* EXERCISE DIRECTIONS *
Each record must be retyped in full. No character may differ.

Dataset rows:
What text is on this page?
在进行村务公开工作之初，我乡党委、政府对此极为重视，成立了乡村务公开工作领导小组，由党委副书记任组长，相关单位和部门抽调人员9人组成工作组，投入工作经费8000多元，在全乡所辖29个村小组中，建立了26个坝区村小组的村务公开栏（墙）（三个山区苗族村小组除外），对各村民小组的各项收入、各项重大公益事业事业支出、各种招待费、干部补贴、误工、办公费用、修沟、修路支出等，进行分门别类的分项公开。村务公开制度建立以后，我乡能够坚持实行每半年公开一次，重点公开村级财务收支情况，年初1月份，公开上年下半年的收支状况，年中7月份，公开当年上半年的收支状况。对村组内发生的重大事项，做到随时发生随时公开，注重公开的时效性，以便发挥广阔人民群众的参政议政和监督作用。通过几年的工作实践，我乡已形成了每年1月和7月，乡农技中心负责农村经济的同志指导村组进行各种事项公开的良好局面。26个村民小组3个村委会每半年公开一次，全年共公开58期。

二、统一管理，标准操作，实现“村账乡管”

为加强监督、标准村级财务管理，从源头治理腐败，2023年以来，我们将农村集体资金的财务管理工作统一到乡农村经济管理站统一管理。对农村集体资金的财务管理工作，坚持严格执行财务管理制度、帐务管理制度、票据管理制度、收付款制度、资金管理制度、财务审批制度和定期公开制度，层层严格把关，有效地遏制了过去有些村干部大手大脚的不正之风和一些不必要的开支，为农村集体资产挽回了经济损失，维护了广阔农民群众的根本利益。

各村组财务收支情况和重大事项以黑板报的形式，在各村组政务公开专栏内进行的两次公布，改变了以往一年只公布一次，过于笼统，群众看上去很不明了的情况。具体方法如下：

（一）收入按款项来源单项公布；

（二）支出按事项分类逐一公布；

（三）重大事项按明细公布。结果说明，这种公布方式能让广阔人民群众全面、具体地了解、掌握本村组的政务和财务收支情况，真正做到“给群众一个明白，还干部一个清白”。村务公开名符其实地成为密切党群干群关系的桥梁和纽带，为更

* SOLUTION TO THE PROBLEM *
What text is on this page?
在进行村务公开工作之初，我乡党委、政府对此极为重视，成立了乡村务公开工作领导小组，由党委副书记任组长，相关单位和部门抽调人员9人组成工作组，投入工作经费8000多元，在全乡所辖29个村小组中，建立了26个坝区村小组的村务公开栏（墙）（三个山区苗族村小组除外），对各村民小组的各项收入、各项重大公益事业事业支出、各种招待费、干部补贴、误工、办公费用、修沟、修路支出等，进行分门别类的分项公开。村务公开制度建立以后，我乡能够坚持实行每半年公开一次，重点公开村级财务收支情况，年初1月份，公开上年下半年的收支状况，年中7月份，公开当年上半年的收支状况。对村组内发生的重大事项，做到随时发生随时公开，注重公开的时效性，以便发挥广阔人民群众的参政议政和监督作用。通过几年的工作实践，我乡已形成了每年1月和7月，乡农技中心负责农村经济的同志指导村组进行各种事项公开的良好局面。26个村民小组3个村委会每半年公开一次，全年共公开58期。

二、统一管理，标准操作，实现“村账乡管”

为加强监督、标准村级财务管理，从源头治理腐败，2023年以来，我们将农村集体资金的财务管理工作统一到乡农村经济管理站统一管理。对农村集体资金的财务管理工作，坚持严格执行财务管理制度、帐务管理制度、票据管理制度、收付款制度、资金管理制度、财务审批制度和定期公开制度，层层严格把关，有效地遏制了过去有些村干部大手大脚的不正之风和一些不必要的开支，为农村集体资产挽回了经济损失，维护了广阔农民群众的根本利益。

各村组财务收支情况和重大事项以黑板报的形式，在各村组政务公开专栏内进行的两次公布，改变了以往一年只公布一次，过于笼统，群众看上去很不明了的情况。具体方法如下：

（一）收入按款项来源单项公布；

（二）支出按事项分类逐一公布；

（三）重大事项按明细公布。结果说明，这种公布方式能让广阔人民群众全面、具体地了解、掌握本村组的政务和财务收支情况，真正做到“给群众一个明白，还干部一个清白”。村务公开名符其实地成为密切党群干群关系的桥梁和纽带，为更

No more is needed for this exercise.